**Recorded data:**
....................
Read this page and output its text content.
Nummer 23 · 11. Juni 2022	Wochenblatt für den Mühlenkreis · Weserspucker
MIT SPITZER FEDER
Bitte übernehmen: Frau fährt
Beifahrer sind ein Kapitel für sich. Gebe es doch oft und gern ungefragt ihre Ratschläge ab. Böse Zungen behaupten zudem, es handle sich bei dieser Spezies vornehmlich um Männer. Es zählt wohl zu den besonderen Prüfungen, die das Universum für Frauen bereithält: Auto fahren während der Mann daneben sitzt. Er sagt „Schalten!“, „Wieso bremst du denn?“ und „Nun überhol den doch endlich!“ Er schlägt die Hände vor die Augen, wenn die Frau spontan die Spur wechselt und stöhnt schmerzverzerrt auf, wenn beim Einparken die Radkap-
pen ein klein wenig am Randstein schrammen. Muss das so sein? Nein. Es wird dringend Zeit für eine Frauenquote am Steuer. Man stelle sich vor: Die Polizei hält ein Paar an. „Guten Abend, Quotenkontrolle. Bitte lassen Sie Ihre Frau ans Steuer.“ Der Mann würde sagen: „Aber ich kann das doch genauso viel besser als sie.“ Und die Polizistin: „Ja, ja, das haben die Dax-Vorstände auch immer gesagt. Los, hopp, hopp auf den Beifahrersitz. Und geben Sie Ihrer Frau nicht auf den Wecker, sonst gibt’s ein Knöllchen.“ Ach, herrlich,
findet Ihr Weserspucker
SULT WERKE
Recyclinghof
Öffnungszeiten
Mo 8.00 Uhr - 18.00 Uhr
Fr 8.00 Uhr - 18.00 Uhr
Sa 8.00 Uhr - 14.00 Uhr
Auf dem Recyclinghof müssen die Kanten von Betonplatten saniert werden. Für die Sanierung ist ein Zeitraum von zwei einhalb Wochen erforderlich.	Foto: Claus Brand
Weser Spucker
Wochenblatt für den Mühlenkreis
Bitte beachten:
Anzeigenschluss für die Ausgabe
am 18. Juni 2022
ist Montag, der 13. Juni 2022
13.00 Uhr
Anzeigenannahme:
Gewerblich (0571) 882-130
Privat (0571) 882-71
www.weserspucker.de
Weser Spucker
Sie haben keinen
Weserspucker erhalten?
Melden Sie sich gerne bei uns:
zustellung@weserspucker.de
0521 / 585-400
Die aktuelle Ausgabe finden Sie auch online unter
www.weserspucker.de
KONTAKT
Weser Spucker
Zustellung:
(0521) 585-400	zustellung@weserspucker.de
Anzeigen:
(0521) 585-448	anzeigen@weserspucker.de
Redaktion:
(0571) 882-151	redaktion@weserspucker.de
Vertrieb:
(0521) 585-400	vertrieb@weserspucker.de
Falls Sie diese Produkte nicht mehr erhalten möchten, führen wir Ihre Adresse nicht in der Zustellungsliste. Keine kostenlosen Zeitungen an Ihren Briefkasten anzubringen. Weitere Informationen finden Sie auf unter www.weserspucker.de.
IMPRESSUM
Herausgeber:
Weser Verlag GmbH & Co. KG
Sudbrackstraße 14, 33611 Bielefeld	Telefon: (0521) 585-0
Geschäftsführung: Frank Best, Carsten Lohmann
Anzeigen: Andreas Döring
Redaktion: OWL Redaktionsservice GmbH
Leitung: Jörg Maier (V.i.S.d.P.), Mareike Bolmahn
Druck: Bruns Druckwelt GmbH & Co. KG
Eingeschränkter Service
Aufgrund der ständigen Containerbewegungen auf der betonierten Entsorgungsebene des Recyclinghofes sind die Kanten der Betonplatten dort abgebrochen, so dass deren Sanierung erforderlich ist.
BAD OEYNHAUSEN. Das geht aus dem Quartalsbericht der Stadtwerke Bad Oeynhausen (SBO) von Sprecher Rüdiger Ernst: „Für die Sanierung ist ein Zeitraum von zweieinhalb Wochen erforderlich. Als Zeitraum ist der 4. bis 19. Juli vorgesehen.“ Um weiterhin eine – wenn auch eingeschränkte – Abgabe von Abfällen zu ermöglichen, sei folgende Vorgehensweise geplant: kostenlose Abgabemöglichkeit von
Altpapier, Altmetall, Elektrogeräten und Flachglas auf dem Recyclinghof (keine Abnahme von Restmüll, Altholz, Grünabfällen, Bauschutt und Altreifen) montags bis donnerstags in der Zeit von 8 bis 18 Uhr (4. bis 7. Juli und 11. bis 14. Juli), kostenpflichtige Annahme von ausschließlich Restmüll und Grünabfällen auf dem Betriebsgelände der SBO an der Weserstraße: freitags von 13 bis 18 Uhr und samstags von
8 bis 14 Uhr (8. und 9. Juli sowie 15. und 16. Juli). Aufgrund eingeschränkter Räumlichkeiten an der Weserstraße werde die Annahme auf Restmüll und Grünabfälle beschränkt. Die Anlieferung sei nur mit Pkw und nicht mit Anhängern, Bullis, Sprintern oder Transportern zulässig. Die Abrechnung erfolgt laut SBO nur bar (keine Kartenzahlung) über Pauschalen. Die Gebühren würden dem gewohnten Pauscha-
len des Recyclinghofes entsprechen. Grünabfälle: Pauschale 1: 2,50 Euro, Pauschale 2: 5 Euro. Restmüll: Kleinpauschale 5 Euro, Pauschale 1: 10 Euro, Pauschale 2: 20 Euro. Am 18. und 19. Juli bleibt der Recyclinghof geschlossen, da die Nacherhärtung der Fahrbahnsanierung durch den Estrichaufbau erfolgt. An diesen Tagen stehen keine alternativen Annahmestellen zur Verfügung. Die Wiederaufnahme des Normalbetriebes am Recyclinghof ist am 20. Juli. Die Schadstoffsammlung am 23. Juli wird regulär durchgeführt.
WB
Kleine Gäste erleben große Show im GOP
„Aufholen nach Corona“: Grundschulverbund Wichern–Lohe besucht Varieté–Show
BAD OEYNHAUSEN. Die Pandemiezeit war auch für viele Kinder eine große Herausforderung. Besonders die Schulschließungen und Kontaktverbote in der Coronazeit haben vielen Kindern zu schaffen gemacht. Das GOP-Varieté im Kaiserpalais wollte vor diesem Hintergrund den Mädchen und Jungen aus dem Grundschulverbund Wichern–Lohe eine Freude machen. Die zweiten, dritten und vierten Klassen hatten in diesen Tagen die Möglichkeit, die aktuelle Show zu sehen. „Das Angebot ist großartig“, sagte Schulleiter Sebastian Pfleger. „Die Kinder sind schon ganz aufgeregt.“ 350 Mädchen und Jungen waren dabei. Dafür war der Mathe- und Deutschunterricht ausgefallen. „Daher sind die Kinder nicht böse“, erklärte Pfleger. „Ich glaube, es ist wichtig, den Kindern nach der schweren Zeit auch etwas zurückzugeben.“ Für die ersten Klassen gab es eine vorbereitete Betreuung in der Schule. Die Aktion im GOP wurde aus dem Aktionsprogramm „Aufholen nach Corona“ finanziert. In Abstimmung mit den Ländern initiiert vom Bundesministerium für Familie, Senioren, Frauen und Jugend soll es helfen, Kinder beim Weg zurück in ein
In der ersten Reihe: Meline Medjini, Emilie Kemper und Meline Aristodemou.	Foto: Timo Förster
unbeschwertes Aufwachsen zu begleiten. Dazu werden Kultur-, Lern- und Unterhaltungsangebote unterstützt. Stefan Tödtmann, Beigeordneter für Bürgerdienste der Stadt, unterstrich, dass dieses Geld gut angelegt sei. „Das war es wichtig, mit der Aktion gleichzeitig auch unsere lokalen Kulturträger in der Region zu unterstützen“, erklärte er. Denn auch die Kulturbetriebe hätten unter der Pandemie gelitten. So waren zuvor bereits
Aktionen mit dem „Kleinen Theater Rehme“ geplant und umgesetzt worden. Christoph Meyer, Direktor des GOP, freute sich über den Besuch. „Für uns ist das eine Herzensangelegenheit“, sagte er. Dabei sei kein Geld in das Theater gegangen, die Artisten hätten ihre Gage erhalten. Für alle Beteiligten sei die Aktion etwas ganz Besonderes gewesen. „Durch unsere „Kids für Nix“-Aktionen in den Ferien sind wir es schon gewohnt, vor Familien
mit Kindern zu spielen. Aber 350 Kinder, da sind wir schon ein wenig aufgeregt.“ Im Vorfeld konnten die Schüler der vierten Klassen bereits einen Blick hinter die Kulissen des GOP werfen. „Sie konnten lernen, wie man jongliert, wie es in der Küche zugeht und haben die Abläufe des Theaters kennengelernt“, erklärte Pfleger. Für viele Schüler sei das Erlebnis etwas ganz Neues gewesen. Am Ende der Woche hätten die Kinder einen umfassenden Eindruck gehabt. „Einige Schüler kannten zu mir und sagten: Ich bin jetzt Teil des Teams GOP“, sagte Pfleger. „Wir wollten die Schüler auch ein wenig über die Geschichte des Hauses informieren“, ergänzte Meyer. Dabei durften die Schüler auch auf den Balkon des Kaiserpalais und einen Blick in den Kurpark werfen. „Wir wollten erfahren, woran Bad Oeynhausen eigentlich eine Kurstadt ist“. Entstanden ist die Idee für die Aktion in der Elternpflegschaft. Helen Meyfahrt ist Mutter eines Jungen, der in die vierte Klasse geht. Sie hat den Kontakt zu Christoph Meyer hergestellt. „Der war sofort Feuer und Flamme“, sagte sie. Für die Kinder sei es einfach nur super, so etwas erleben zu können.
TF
....................
**Stated problem:**
Locate the word "Wochenblatt" in the records and collect each line it appears in.

**Task output:**
Nummer 23 · 11. Juni 2022	Wochenblatt für den Mühlenkreis · Weserspucker
Wochenblatt für den Mühlenkreis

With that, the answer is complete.